--- start of Information given ---
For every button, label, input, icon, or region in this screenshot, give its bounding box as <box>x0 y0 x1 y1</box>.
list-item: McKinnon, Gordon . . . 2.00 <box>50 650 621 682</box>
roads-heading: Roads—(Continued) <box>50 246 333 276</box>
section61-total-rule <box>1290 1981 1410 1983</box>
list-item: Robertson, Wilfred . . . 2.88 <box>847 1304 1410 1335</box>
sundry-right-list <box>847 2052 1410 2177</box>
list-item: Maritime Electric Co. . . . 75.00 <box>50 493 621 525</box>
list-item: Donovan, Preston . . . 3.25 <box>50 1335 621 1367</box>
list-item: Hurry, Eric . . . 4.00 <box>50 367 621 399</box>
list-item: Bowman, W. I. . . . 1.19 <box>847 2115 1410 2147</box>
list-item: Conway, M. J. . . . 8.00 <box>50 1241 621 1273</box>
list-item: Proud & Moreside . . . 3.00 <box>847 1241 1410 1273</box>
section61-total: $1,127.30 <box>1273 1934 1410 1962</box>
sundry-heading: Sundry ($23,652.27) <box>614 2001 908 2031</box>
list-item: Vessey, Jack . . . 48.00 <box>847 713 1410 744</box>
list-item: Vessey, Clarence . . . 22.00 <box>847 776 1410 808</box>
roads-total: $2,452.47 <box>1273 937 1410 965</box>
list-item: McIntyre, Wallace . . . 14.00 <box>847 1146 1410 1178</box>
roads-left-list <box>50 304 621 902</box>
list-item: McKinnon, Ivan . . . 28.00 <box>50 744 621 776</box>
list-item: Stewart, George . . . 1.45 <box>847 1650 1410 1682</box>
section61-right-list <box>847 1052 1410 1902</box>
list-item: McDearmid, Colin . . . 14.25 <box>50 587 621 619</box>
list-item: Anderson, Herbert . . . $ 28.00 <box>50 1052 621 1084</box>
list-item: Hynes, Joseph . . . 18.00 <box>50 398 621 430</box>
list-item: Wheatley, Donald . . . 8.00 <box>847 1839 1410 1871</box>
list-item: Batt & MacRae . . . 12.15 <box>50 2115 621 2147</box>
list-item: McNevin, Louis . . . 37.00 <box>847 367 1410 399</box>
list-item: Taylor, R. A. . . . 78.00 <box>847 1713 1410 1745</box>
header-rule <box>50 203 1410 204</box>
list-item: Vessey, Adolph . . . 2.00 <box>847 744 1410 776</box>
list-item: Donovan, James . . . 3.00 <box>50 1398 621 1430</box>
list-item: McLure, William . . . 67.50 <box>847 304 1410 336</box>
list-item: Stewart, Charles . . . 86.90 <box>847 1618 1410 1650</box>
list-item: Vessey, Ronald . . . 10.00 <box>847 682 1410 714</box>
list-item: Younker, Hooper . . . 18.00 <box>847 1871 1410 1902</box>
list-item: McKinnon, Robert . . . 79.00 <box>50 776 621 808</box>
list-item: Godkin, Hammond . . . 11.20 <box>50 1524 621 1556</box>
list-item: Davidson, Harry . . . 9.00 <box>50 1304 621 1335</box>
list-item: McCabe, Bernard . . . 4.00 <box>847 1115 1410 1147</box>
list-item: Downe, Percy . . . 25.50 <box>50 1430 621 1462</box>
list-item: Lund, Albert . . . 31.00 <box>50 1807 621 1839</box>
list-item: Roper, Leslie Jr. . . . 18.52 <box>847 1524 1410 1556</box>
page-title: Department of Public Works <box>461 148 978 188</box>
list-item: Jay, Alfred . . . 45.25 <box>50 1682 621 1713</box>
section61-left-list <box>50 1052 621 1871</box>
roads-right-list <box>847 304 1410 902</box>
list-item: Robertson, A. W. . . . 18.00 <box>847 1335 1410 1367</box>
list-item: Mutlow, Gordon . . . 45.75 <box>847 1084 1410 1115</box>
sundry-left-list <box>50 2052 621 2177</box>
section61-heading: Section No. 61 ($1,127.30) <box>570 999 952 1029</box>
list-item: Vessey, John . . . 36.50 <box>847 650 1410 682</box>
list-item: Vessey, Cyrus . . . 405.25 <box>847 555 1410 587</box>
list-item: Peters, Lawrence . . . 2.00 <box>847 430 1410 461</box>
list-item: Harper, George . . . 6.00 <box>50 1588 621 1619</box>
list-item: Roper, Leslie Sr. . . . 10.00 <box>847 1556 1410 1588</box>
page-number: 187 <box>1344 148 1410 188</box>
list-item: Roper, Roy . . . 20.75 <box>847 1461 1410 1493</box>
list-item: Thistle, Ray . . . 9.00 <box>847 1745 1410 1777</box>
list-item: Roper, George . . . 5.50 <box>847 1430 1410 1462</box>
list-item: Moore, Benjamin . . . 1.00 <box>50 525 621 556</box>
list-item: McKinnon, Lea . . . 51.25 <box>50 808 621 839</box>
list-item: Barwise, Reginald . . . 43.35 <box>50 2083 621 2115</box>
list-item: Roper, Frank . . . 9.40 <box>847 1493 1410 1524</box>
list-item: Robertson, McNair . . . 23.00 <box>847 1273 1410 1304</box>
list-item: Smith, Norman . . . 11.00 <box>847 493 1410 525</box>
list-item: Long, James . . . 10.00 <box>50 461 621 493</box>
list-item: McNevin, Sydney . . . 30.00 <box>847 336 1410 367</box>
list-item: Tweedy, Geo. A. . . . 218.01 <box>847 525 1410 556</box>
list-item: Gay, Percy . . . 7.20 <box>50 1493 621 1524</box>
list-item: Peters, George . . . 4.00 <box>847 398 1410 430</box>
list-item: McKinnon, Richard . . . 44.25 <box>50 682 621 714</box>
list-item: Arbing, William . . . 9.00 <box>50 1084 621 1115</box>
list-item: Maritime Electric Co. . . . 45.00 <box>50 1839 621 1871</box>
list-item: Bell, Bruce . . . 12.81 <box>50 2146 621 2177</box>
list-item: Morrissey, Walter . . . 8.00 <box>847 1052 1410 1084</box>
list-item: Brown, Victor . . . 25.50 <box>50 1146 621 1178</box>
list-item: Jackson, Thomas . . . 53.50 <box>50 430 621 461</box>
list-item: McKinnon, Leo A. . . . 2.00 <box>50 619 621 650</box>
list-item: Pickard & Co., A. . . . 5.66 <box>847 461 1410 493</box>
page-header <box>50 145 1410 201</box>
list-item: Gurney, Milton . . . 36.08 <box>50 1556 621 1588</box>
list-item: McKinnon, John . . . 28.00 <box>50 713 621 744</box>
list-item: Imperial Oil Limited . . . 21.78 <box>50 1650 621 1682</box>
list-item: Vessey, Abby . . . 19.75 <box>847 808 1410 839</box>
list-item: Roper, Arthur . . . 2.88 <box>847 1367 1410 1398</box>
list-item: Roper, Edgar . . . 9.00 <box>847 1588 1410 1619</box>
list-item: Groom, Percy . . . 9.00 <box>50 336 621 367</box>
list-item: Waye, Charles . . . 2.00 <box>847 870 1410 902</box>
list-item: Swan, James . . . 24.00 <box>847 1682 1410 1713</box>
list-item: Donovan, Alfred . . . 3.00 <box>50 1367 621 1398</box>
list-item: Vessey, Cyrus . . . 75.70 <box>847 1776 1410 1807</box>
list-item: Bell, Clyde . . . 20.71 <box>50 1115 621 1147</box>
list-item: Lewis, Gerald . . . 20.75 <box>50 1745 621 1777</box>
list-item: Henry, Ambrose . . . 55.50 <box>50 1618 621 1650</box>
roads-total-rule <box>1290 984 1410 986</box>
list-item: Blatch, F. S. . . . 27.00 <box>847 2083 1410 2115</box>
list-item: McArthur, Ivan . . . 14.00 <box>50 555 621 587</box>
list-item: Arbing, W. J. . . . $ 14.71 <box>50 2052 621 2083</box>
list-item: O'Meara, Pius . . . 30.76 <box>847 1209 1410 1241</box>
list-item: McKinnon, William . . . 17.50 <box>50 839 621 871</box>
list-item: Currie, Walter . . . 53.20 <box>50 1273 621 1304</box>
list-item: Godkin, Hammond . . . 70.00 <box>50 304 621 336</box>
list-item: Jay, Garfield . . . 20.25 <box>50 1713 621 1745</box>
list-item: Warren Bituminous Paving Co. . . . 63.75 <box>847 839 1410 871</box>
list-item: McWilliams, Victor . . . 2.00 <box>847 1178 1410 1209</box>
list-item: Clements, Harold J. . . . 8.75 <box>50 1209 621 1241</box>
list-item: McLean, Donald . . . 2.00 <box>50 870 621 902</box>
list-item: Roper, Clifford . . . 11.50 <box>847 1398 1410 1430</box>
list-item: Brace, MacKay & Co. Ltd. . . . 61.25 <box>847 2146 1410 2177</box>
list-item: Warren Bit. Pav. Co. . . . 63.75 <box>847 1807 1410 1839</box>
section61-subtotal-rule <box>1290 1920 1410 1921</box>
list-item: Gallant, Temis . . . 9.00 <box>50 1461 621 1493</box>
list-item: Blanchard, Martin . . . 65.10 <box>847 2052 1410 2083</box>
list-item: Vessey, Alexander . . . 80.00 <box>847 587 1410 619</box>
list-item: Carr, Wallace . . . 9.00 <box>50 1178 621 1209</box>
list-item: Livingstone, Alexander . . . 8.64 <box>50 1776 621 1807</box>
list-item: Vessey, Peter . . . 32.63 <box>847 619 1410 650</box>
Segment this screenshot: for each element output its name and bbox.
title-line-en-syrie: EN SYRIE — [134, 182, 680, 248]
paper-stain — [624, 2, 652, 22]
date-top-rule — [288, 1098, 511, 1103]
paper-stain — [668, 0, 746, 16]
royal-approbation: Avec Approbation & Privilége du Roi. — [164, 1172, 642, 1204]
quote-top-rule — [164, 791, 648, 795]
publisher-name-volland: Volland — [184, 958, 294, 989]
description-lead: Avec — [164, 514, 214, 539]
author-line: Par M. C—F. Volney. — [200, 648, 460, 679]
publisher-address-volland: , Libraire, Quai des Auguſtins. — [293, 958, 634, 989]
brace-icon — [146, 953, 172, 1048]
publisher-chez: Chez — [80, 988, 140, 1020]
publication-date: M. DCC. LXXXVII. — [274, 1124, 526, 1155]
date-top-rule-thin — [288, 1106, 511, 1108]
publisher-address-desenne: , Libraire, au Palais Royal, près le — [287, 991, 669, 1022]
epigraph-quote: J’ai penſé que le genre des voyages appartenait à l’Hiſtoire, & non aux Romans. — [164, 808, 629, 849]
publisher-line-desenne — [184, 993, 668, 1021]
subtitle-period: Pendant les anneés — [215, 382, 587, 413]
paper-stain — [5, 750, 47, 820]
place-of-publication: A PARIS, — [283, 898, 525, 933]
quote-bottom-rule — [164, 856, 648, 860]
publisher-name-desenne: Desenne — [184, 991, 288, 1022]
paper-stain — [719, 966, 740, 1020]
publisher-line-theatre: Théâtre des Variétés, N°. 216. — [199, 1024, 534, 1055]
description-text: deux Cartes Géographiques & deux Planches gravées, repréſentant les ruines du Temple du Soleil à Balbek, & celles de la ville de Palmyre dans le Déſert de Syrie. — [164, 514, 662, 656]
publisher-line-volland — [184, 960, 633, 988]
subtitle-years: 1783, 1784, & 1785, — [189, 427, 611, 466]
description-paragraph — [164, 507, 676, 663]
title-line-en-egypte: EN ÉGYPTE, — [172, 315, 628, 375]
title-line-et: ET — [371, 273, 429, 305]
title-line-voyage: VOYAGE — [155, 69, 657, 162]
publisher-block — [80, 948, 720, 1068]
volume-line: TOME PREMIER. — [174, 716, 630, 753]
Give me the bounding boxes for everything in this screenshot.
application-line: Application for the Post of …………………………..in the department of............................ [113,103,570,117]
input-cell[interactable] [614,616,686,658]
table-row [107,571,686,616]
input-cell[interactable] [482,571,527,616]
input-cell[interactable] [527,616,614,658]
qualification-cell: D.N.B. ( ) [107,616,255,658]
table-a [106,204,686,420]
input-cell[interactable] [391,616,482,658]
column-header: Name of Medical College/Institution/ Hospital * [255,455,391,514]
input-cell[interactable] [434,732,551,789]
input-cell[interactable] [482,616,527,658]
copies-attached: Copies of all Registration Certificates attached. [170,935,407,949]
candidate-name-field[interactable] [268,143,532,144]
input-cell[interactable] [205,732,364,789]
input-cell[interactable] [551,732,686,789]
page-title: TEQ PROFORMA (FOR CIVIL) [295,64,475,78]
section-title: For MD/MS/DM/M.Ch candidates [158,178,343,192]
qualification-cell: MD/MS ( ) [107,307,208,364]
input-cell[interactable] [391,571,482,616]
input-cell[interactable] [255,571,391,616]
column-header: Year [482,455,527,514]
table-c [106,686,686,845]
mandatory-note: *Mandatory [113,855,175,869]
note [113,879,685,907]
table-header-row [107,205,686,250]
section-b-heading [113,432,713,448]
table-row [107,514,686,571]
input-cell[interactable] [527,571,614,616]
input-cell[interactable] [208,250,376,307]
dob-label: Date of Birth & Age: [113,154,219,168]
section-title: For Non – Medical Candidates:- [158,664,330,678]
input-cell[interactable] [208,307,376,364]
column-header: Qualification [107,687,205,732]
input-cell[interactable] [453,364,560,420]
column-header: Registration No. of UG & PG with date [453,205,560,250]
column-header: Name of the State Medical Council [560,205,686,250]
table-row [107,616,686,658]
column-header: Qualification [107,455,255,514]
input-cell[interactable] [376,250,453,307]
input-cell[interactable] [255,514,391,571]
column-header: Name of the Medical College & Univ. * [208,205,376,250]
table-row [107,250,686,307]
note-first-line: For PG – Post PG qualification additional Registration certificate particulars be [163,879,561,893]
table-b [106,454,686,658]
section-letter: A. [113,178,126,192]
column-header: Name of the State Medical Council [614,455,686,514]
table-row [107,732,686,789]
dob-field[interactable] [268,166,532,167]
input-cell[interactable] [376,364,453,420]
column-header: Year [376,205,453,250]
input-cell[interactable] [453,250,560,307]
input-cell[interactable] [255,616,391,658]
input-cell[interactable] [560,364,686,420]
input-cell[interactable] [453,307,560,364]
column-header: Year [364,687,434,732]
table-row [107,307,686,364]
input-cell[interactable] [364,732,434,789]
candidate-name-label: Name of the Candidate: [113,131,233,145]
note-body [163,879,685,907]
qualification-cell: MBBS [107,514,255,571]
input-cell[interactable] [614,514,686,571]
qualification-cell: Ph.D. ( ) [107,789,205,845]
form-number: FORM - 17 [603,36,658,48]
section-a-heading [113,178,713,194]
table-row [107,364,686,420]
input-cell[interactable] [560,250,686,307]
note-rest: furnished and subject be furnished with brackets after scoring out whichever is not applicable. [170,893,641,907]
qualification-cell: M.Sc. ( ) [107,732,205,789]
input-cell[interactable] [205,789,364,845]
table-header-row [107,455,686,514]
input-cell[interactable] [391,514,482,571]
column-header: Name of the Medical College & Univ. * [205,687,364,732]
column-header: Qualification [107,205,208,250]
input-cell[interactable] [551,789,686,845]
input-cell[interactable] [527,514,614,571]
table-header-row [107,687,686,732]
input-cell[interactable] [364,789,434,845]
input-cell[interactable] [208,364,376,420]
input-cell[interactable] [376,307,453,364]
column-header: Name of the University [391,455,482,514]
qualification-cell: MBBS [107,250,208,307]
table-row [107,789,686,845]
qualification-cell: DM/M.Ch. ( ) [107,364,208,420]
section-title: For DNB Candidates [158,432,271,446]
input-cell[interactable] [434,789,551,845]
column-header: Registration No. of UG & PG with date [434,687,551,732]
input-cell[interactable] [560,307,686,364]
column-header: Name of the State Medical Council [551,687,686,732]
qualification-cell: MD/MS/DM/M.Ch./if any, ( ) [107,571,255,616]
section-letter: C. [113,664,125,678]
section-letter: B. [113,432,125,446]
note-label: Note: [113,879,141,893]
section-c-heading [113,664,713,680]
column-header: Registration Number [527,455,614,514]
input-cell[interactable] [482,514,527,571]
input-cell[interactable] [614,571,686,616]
--- end of Information given ---
» What you need to do
Can you repeat the items from the first one through the line containing "list-item: Wheatley, Donald", inclusive, switching "Vessey" to "Vesey" and leaving everything else unchanged?

» Expected answer
For every button, label, input, icon, or region in this screenshot, give its bounding box as <box>x0 y0 x1 y1</box>.
list-item: McKinnon, Gordon . . . 2.00 <box>50 650 621 682</box>
roads-heading: Roads—(Continued) <box>50 246 333 276</box>
section61-total-rule <box>1290 1981 1410 1983</box>
list-item: Robertson, Wilfred . . . 2.88 <box>847 1304 1410 1335</box>
sundry-right-list <box>847 2052 1410 2177</box>
list-item: Maritime Electric Co. . . . 75.00 <box>50 493 621 525</box>
list-item: Donovan, Preston . . . 3.25 <box>50 1335 621 1367</box>
list-item: Hurry, Eric . . . 4.00 <box>50 367 621 399</box>
list-item: Bowman, W. I. . . . 1.19 <box>847 2115 1410 2147</box>
list-item: Conway, M. J. . . . 8.00 <box>50 1241 621 1273</box>
list-item: Proud & Moreside . . . 3.00 <box>847 1241 1410 1273</box>
section61-total: $1,127.30 <box>1273 1934 1410 1962</box>
sundry-heading: Sundry ($23,652.27) <box>614 2001 908 2031</box>
list-item: Vesey, Jack . . . 48.00 <box>847 713 1410 744</box>
list-item: Vesey, Clarence . . . 22.00 <box>847 776 1410 808</box>
roads-total: $2,452.47 <box>1273 937 1410 965</box>
list-item: McIntyre, Wallace . . . 14.00 <box>847 1146 1410 1178</box>
roads-left-list <box>50 304 621 902</box>
list-item: McKinnon, Ivan . . . 28.00 <box>50 744 621 776</box>
list-item: Stewart, George . . . 1.45 <box>847 1650 1410 1682</box>
section61-right-list <box>847 1052 1410 1902</box>
list-item: McDearmid, Colin . . . 14.25 <box>50 587 621 619</box>
list-item: Anderson, Herbert . . . $ 28.00 <box>50 1052 621 1084</box>
list-item: Hynes, Joseph . . . 18.00 <box>50 398 621 430</box>
list-item: Wheatley, Donald . . . 8.00 <box>847 1839 1410 1871</box>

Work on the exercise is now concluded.